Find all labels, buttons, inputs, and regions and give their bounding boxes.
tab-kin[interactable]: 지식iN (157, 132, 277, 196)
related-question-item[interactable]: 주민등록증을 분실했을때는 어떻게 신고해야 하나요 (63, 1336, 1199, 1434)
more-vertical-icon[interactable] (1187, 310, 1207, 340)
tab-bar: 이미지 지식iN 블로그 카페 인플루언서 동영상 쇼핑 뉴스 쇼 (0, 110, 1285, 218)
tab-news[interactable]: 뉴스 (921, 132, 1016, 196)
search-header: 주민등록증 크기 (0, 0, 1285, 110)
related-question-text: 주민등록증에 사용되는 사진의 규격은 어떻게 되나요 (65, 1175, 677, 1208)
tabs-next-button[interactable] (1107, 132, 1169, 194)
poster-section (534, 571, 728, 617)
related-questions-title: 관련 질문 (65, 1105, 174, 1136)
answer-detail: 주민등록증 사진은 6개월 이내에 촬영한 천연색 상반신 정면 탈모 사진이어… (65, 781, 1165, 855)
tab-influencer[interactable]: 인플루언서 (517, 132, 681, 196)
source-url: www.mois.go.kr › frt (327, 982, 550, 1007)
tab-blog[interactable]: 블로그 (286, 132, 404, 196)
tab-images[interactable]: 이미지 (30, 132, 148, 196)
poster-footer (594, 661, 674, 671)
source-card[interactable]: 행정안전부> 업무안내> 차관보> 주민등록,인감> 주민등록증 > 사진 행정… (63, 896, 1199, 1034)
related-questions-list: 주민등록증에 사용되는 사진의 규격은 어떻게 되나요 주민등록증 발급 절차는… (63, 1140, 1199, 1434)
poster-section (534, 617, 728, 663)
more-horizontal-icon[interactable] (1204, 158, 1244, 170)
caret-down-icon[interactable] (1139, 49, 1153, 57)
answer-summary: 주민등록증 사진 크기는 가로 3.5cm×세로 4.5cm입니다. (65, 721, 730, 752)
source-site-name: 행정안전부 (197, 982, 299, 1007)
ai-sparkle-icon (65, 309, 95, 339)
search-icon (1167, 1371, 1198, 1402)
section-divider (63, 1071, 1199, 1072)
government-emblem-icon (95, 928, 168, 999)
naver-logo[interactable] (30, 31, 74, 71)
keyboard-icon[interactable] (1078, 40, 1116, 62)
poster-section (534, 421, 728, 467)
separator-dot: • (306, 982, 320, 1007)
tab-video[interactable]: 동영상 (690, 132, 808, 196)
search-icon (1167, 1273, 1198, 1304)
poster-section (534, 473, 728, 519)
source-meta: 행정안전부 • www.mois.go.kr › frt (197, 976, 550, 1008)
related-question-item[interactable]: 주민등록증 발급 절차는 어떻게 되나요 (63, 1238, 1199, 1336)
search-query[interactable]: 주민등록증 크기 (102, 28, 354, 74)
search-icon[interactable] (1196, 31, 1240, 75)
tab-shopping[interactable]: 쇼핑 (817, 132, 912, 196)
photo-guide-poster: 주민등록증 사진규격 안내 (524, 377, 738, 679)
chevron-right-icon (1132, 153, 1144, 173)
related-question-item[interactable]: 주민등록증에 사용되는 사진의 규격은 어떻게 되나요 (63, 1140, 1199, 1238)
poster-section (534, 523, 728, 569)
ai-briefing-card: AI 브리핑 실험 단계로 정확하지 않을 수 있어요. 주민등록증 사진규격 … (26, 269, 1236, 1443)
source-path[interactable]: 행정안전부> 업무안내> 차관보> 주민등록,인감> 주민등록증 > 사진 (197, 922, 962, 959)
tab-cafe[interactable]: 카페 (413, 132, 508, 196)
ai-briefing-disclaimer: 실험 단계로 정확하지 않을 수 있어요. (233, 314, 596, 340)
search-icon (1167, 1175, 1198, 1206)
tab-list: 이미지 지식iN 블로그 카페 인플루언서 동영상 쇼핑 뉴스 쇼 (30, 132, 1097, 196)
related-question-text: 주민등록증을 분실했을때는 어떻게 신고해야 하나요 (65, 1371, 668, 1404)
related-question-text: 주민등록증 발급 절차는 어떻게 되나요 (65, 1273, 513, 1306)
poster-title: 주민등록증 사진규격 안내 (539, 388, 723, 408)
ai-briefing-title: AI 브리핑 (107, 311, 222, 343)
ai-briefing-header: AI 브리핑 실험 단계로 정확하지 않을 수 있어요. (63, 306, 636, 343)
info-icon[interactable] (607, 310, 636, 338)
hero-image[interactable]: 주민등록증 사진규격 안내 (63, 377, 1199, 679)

--

### Brief
Turn every line of the items above into a Markdown table with two columns, Row for the line's number and Line for its text, and omit any blank lines.

### Exercise solution
| Row | Line |
|---|---|
| 1 | Find all labels, buttons, inputs, and regions and give their bounding boxes. |
| 2 | tab-kin[interactable]: 지식iN (157, 132, 277, 196) |
| 3 | related-question-item[interactable]: 주민등록증을 분실했을때는 어떻게 신고해야 하나요 (63, 1336, 1199, 1434) |
| 4 | more-vertical-icon[interactable] (1187, 310, 1207, 340) |
| 5 | tab-bar: 이미지 지식iN 블로그 카페 인플루언서 동영상 쇼핑 뉴스 쇼 (0, 110, 1285, 218) |
| 6 | tab-news[interactable]: 뉴스 (921, 132, 1016, 196) |
| 7 | search-header: 주민등록증 크기 (0, 0, 1285, 110) |
| 8 | related-question-text: 주민등록증에 사용되는 사진의 규격은 어떻게 되나요 (65, 1175, 677, 1208) |
| 9 | tabs-next-button[interactable] (1107, 132, 1169, 194) |
| 10 | poster-section (534, 571, 728, 617) |
| 11 | related-questions-title: 관련 질문 (65, 1105, 174, 1136) |
| 12 | answer-detail: 주민등록증 사진은 6개월 이내에 촬영한 천연색 상반신 정면 탈모 사진이어… (65, 781, 1165, 855) |
| 13 | tab-influencer[interactable]: 인플루언서 (517, 132, 681, 196) |
| 14 | source-url: www.mois.go.kr › frt (327, 982, 550, 1007) |
| 15 | tab-blog[interactable]: 블로그 (286, 132, 404, 196) |
| 16 | tab-images[interactable]: 이미지 (30, 132, 148, 196) |
| 17 | poster-footer (594, 661, 674, 671) |
| 18 | source-card[interactable]: 행정안전부> 업무안내> 차관보> 주민등록,인감> 주민등록증 > 사진 행정… (63, 896, 1199, 1034) |
| 19 | related-questions-list: 주민등록증에 사용되는 사진의 규격은 어떻게 되나요 주민등록증 발급 절차는… (63, 1140, 1199, 1434) |
| 20 | poster-section (534, 617, 728, 663) |
| 21 | more-horizontal-icon[interactable] (1204, 158, 1244, 170) |
| 22 | caret-down-icon[interactable] (1139, 49, 1153, 57) |
| 23 | answer-summary: 주민등록증 사진 크기는 가로 3.5cm×세로 4.5cm입니다. (65, 721, 730, 752) |
| 24 | source-site-name: 행정안전부 (197, 982, 299, 1007) |
| 25 | ai-sparkle-icon (65, 309, 95, 339) |
| 26 | search-icon (1167, 1371, 1198, 1402) |
| 27 | section-divider (63, 1071, 1199, 1072) |
| 28 | government-emblem-icon (95, 928, 168, 999) |
| 29 | naver-logo[interactable] (30, 31, 74, 71) |
| 30 | keyboard-icon[interactable] (1078, 40, 1116, 62) |
| 31 | poster-section (534, 421, 728, 467) |
| 32 | separator-dot: • (306, 982, 320, 1007) |
| 33 | tab-video[interactable]: 동영상 (690, 132, 808, 196) |
| 34 | search-icon (1167, 1273, 1198, 1304) |
| 35 | poster-section (534, 473, 728, 519) |
| 36 | source-meta: 행정안전부 • www.mois.go.kr › frt (197, 976, 550, 1008) |
| 37 | related-question-item[interactable]: 주민등록증 발급 절차는 어떻게 되나요 (63, 1238, 1199, 1336) |
| 38 | search-query[interactable]: 주민등록증 크기 (102, 28, 354, 74) |
| 39 | search-icon[interactable] (1196, 31, 1240, 75) |
| 40 | tab-shopping[interactable]: 쇼핑 (817, 132, 912, 196) |
| 41 | photo-guide-poster: 주민등록증 사진규격 안내 (524, 377, 738, 679) |
| 42 | chevron-right-icon (1132, 153, 1144, 173) |
| 43 | related-question-item[interactable]: 주민등록증에 사용되는 사진의 규격은 어떻게 되나요 (63, 1140, 1199, 1238) |
| 44 | poster-section (534, 523, 728, 569) |
| 45 | ai-briefing-card: AI 브리핑 실험 단계로 정확하지 않을 수 있어요. 주민등록증 사진규격 … (26, 269, 1236, 1443) |
| 46 | source-path[interactable]: 행정안전부> 업무안내> 차관보> 주민등록,인감> 주민등록증 > 사진 (197, 922, 962, 959) |
| 47 | tab-cafe[interactable]: 카페 (413, 132, 508, 196) |
| 48 | ai-briefing-disclaimer: 실험 단계로 정확하지 않을 수 있어요. (233, 314, 596, 340) |
| 49 | search-icon (1167, 1175, 1198, 1206) |
| 50 | tab-list: 이미지 지식iN 블로그 카페 인플루언서 동영상 쇼핑 뉴스 쇼 (30, 132, 1097, 196) |
| 51 | related-question-text: 주민등록증을 분실했을때는 어떻게 신고해야 하나요 (65, 1371, 668, 1404) |
| 52 | related-question-text: 주민등록증 발급 절차는 어떻게 되나요 (65, 1273, 513, 1306) |
| 53 | poster-title: 주민등록증 사진규격 안내 (539, 388, 723, 408) |
| 54 | ai-briefing-title: AI 브리핑 (107, 311, 222, 343) |
| 55 | ai-briefing-header: AI 브리핑 실험 단계로 정확하지 않을 수 있어요. (63, 306, 636, 343) |
| 56 | info-icon[interactable] (607, 310, 636, 338) |
| 57 | hero-image[interactable]: 주민등록증 사진규격 안내 (63, 377, 1199, 679) |